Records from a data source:
====
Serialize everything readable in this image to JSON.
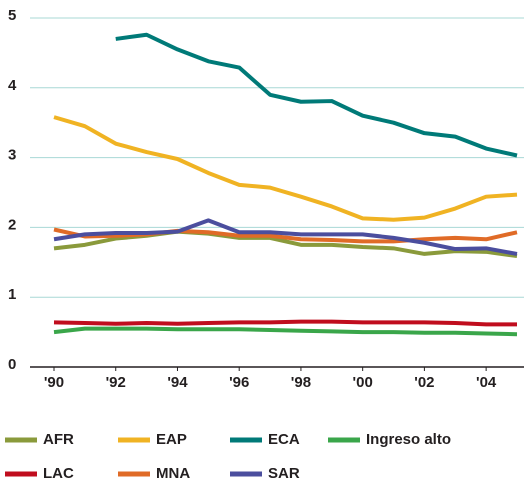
{
  "chart_data": {
    "type": "line",
    "x": [
      1990,
      1991,
      1992,
      1993,
      1994,
      1995,
      1996,
      1997,
      1998,
      1999,
      2000,
      2001,
      2002,
      2003,
      2004,
      2005
    ],
    "xlim": [
      1990,
      2005
    ],
    "xticks": [
      {
        "value": 1990,
        "label": "'90"
      },
      {
        "value": 1992,
        "label": "'92"
      },
      {
        "value": 1994,
        "label": "'94"
      },
      {
        "value": 1996,
        "label": "'96"
      },
      {
        "value": 1998,
        "label": "'98"
      },
      {
        "value": 2000,
        "label": "'00"
      },
      {
        "value": 2002,
        "label": "'02"
      },
      {
        "value": 2004,
        "label": "'04"
      }
    ],
    "ylim": [
      0,
      5
    ],
    "yticks": [
      0,
      1,
      2,
      3,
      4,
      5
    ],
    "grid": true,
    "series": [
      {
        "name": "AFR",
        "color": "#8a9a3b",
        "values": [
          1.7,
          1.75,
          1.84,
          1.88,
          1.94,
          1.91,
          1.85,
          1.85,
          1.75,
          1.75,
          1.72,
          1.7,
          1.62,
          1.66,
          1.65,
          1.59
        ]
      },
      {
        "name": "EAP",
        "color": "#f0b323",
        "values": [
          3.58,
          3.45,
          3.2,
          3.08,
          2.98,
          2.78,
          2.61,
          2.57,
          2.44,
          2.3,
          2.13,
          2.11,
          2.14,
          2.27,
          2.44,
          2.47
        ]
      },
      {
        "name": "ECA",
        "color": "#007a78",
        "values": [
          null,
          null,
          4.7,
          4.76,
          4.55,
          4.38,
          4.29,
          3.9,
          3.8,
          3.81,
          3.6,
          3.5,
          3.35,
          3.3,
          3.13,
          3.03
        ]
      },
      {
        "name": "Ingreso alto",
        "color": "#3aa64a",
        "values": [
          0.5,
          0.55,
          0.55,
          0.55,
          0.54,
          0.54,
          0.54,
          0.53,
          0.52,
          0.51,
          0.5,
          0.5,
          0.49,
          0.49,
          0.48,
          0.47
        ]
      },
      {
        "name": "LAC",
        "color": "#c00d1e",
        "values": [
          0.64,
          0.63,
          0.62,
          0.63,
          0.62,
          0.63,
          0.64,
          0.64,
          0.65,
          0.65,
          0.64,
          0.64,
          0.64,
          0.63,
          0.61,
          0.61
        ]
      },
      {
        "name": "MNA",
        "color": "#e06b27",
        "values": [
          1.97,
          1.87,
          1.88,
          1.9,
          1.95,
          1.93,
          1.88,
          1.88,
          1.83,
          1.82,
          1.8,
          1.8,
          1.83,
          1.85,
          1.83,
          1.93
        ]
      },
      {
        "name": "SAR",
        "color": "#4b4e9e",
        "values": [
          1.83,
          1.9,
          1.92,
          1.92,
          1.94,
          2.1,
          1.93,
          1.93,
          1.9,
          1.9,
          1.9,
          1.85,
          1.78,
          1.69,
          1.7,
          1.62
        ]
      }
    ]
  }
}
====
Written instruction:
Copy every line of the data word for word, omitting the images.

Answer for the task:
Serialize everything readable in this image to JSON.
{
  "chart_data": {
    "type": "line",
    "x": [
      1990,
      1991,
      1992,
      1993,
      1994,
      1995,
      1996,
      1997,
      1998,
      1999,
      2000,
      2001,
      2002,
      2003,
      2004,
      2005
    ],
    "xlim": [
      1990,
      2005
    ],
    "xticks": [
      {
        "value": 1990,
        "label": "'90"
      },
      {
        "value": 1992,
        "label": "'92"
      },
      {
        "value": 1994,
        "label": "'94"
      },
      {
        "value": 1996,
        "label": "'96"
      },
      {
        "value": 1998,
        "label": "'98"
      },
      {
        "value": 2000,
        "label": "'00"
      },
      {
        "value": 2002,
        "label": "'02"
      },
      {
        "value": 2004,
        "label": "'04"
      }
    ],
    "ylim": [
      0,
      5
    ],
    "yticks": [
      0,
      1,
      2,
      3,
      4,
      5
    ],
    "grid": true,
    "series": [
      {
        "name": "AFR",
        "color": "#8a9a3b",
        "values": [
          1.7,
          1.75,
          1.84,
          1.88,
          1.94,
          1.91,
          1.85,
          1.85,
          1.75,
          1.75,
          1.72,
          1.7,
          1.62,
          1.66,
          1.65,
          1.59
        ]
      },
      {
        "name": "EAP",
        "color": "#f0b323",
        "values": [
          3.58,
          3.45,
          3.2,
          3.08,
          2.98,
          2.78,
          2.61,
          2.57,
          2.44,
          2.3,
          2.13,
          2.11,
          2.14,
          2.27,
          2.44,
          2.47
        ]
      },
      {
        "name": "ECA",
        "color": "#007a78",
        "values": [
          null,
          null,
          4.7,
          4.76,
          4.55,
          4.38,
          4.29,
          3.9,
          3.8,
          3.81,
          3.6,
          3.5,
          3.35,
          3.3,
          3.13,
          3.03
        ]
      },
      {
        "name": "Ingreso alto",
        "color": "#3aa64a",
        "values": [
          0.5,
          0.55,
          0.55,
          0.55,
          0.54,
          0.54,
          0.54,
          0.53,
          0.52,
          0.51,
          0.5,
          0.5,
          0.49,
          0.49,
          0.48,
          0.47
        ]
      },
      {
        "name": "LAC",
        "color": "#c00d1e",
        "values": [
          0.64,
          0.63,
          0.62,
          0.63,
          0.62,
          0.63,
          0.64,
          0.64,
          0.65,
          0.65,
          0.64,
          0.64,
          0.64,
          0.63,
          0.61,
          0.61
        ]
      },
      {
        "name": "MNA",
        "color": "#e06b27",
        "values": [
          1.97,
          1.87,
          1.88,
          1.9,
          1.95,
          1.93,
          1.88,
          1.88,
          1.83,
          1.82,
          1.8,
          1.8,
          1.83,
          1.85,
          1.83,
          1.93
        ]
      },
      {
        "name": "SAR",
        "color": "#4b4e9e",
        "values": [
          1.83,
          1.9,
          1.92,
          1.92,
          1.94,
          2.1,
          1.93,
          1.93,
          1.9,
          1.9,
          1.9,
          1.85,
          1.78,
          1.69,
          1.7,
          1.62
        ]
      }
    ]
  }
}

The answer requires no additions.